DIRECTIVE:
Retype each line exactly. Skip images.
--------------------------------------------------
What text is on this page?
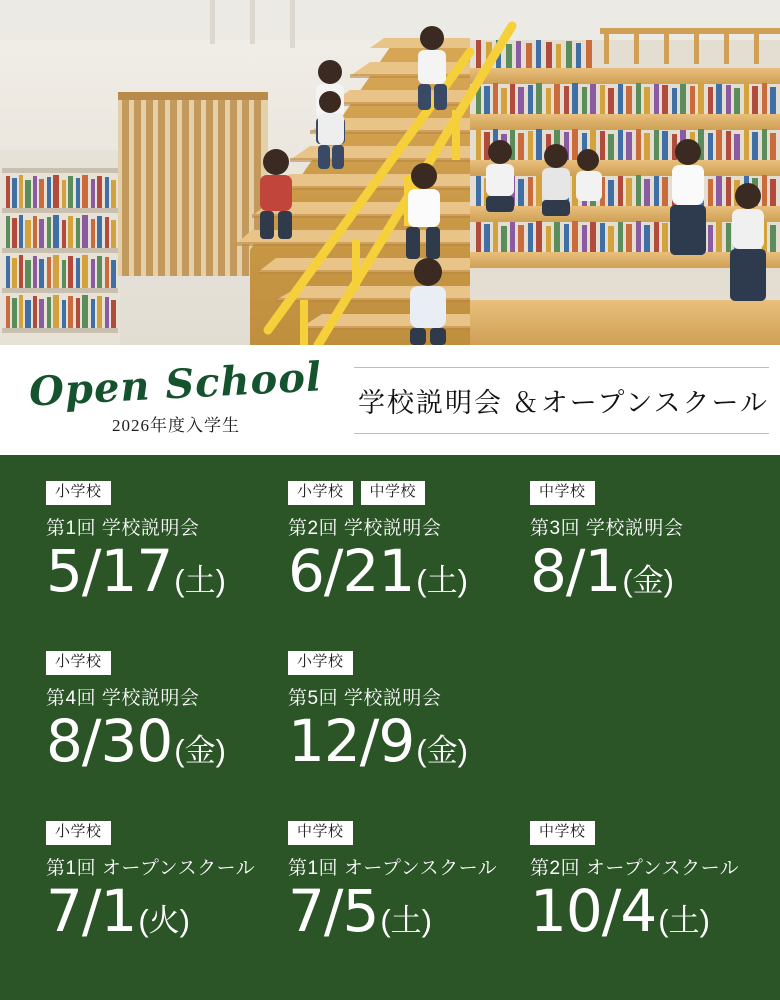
Open School
2026年度入学生
学校説明会 ＆オープンスクール
小学校
第1回 学校説明会
5/17 (土)
小学校	中学校
第2回 学校説明会
6/21 (土)
中学校
第3回 学校説明会
8/1 (金)
小学校
第4回 学校説明会
8/30 (金)
小学校
第5回 学校説明会
12/9 (金)
小学校
第1回 オープンスクール
7/1 (火)
中学校
第1回 オープンスクール
7/5 (土)
中学校
第2回 オープンスクール
10/4 (土)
--------------------------------------------------
WRITTEN SOLUTION:
What text is on this page?
Open School
2026年度入学生
学校説明会 ＆オープンスクール
小学校
第1回 学校説明会
5/17 (土)
小学校	中学校
第2回 学校説明会
6/21 (土)
中学校
第3回 学校説明会
8/1 (金)
小学校
第4回 学校説明会
8/30 (金)
小学校
第5回 学校説明会
12/9 (金)
小学校
第1回 オープンスクール
7/1 (火)
中学校
第1回 オープンスクール
7/5 (土)
中学校
第2回 オープンスクール
10/4 (土)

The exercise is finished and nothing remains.